Tally the lines holding the string "minecraft" and reply with that number alone.

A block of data
===============
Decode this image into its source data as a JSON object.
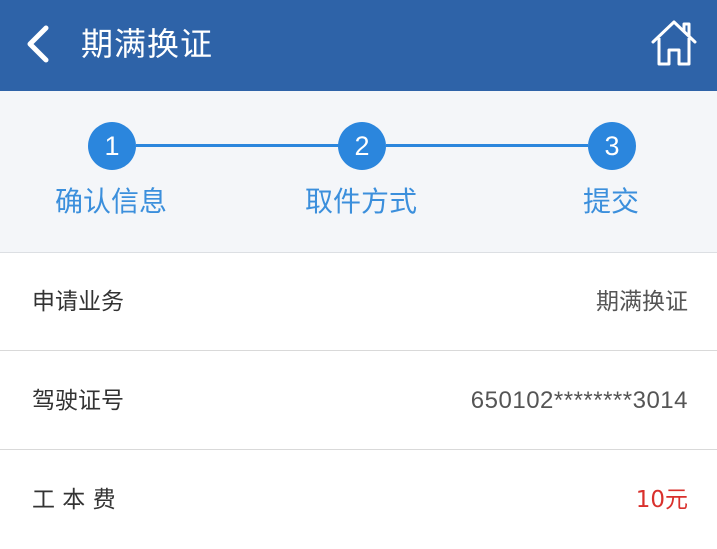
{
  "header": {
    "title": "期满换证",
    "back_icon": "chevron-left-icon",
    "home_icon": "home-icon",
    "background": "#2e63a8"
  },
  "stepper": {
    "accent": "#2b86dd",
    "steps": [
      {
        "number": "1",
        "label": "确认信息"
      },
      {
        "number": "2",
        "label": "取件方式"
      },
      {
        "number": "3",
        "label": "提交"
      }
    ]
  },
  "details": {
    "rows": [
      {
        "label": "申请业务",
        "value": "期满换证"
      },
      {
        "label": "驾驶证号",
        "value": "650102********3014"
      },
      {
        "label": "工 本 费",
        "value": "10元"
      }
    ],
    "fee_color": "#d9302c"
  }
}
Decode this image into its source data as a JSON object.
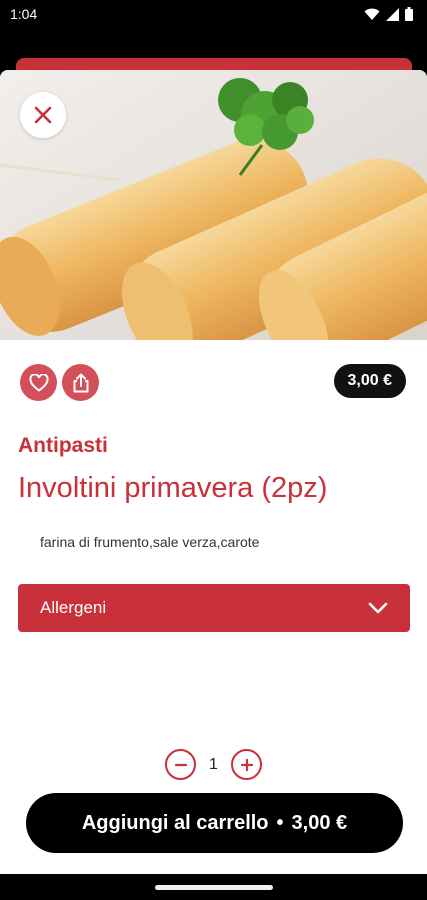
{
  "status_bar": {
    "time": "1:04"
  },
  "product": {
    "category": "Antipasti",
    "name": "Involtini primavera (2pz)",
    "ingredients": "farina di frumento,sale verza,carote",
    "price": "3,00 €"
  },
  "allergens": {
    "label": "Allergeni"
  },
  "quantity": {
    "value": "1"
  },
  "cart_button": {
    "label": "Aggiungi al carrello",
    "separator": "•",
    "price": "3,00 €"
  },
  "colors": {
    "accent": "#c8313a",
    "dark": "#111111"
  }
}
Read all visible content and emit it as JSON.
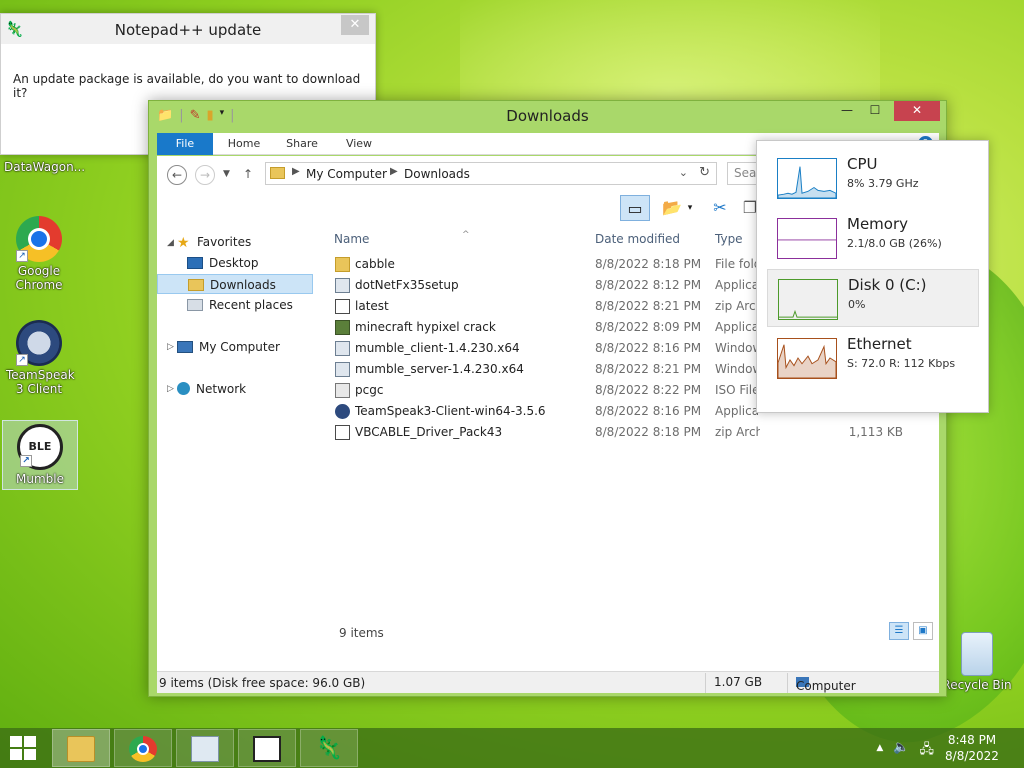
{
  "notepad_update": {
    "title": "Notepad++ update",
    "message": "An update package is available, do you want to download it?",
    "close": "✕"
  },
  "desktop": {
    "icons": [
      {
        "label": "DataWagon..."
      },
      {
        "label": "Google Chrome"
      },
      {
        "label": "TeamSpeak 3 Client"
      },
      {
        "label": "Mumble"
      },
      {
        "label": "Recycle Bin"
      }
    ]
  },
  "explorer": {
    "title": "Downloads",
    "window_controls": {
      "minimize": "—",
      "maximize": "☐",
      "close": "✕"
    },
    "ribbon_tabs": [
      "File",
      "Home",
      "Share",
      "View"
    ],
    "help": "?",
    "address": {
      "crumbs": [
        "My Computer",
        "Downloads"
      ],
      "search_placeholder": "Sear"
    },
    "nav": {
      "favorites": "Favorites",
      "desktop": "Desktop",
      "downloads": "Downloads",
      "recent": "Recent places",
      "computer": "My Computer",
      "network": "Network"
    },
    "columns": {
      "name": "Name",
      "date": "Date modified",
      "type": "Type"
    },
    "files": [
      {
        "name": "cabble",
        "date": "8/8/2022 8:18 PM",
        "type": "File folder",
        "size": "",
        "icon": "folder"
      },
      {
        "name": "dotNetFx35setup",
        "date": "8/8/2022 8:12 PM",
        "type": "Application",
        "size": "",
        "icon": "installer"
      },
      {
        "name": "latest",
        "date": "8/8/2022 8:21 PM",
        "type": "zip Archive",
        "size": "",
        "icon": "zip"
      },
      {
        "name": "minecraft hypixel crack",
        "date": "8/8/2022 8:09 PM",
        "type": "Application",
        "size": "",
        "icon": "minecraft"
      },
      {
        "name": "mumble_client-1.4.230.x64",
        "date": "8/8/2022 8:16 PM",
        "type": "Windows Installer",
        "size": "",
        "icon": "installer"
      },
      {
        "name": "mumble_server-1.4.230.x64",
        "date": "8/8/2022 8:21 PM",
        "type": "Windows Installer",
        "size": "",
        "icon": "installer"
      },
      {
        "name": "pcgc",
        "date": "8/8/2022 8:22 PM",
        "type": "ISO File",
        "size": "",
        "icon": "iso"
      },
      {
        "name": "TeamSpeak3-Client-win64-3.5.6",
        "date": "8/8/2022 8:16 PM",
        "type": "Application",
        "size": "",
        "icon": "teamspeak"
      },
      {
        "name": "VBCABLE_Driver_Pack43",
        "date": "8/8/2022 8:18 PM",
        "type": "zip Archive",
        "size": "1,113 KB",
        "icon": "zip"
      }
    ],
    "item_count": "9 items",
    "status": {
      "left": "9 items (Disk free space: 96.0 GB)",
      "size": "1.07 GB",
      "location": "Computer"
    }
  },
  "performance": {
    "items": [
      {
        "name": "CPU",
        "value": "8% 3.79 GHz",
        "color": "#1a7fc5"
      },
      {
        "name": "Memory",
        "value": "2.1/8.0 GB (26%)",
        "color": "#8b2f9b"
      },
      {
        "name": "Disk 0 (C:)",
        "value": "0%",
        "color": "#4c9a2a"
      },
      {
        "name": "Ethernet",
        "value": "S: 72.0  R: 112 Kbps",
        "color": "#a7501c"
      }
    ]
  },
  "taskbar": {
    "apps": [
      "File Explorer",
      "Google Chrome",
      "Performance Monitor",
      "Mumble",
      "Notepad++"
    ],
    "time": "8:48 PM",
    "date": "8/8/2022"
  }
}
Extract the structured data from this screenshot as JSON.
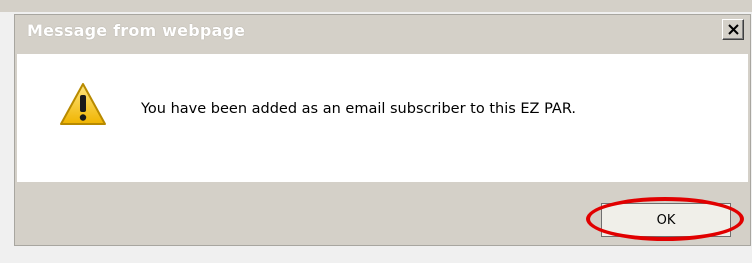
{
  "dialog": {
    "title": "Message from webpage",
    "message": "You have been added as an email subscriber to this EZ PAR.",
    "close_icon": "close-icon",
    "warning_icon": "warning-icon",
    "ok_label": "OK"
  },
  "colors": {
    "title_text": "#ffffff",
    "dialog_bg": "#d4d0c8",
    "content_bg": "#ffffff",
    "highlight": "#e10000",
    "warning_yellow": "#f7c81e"
  }
}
===============
Reply: 2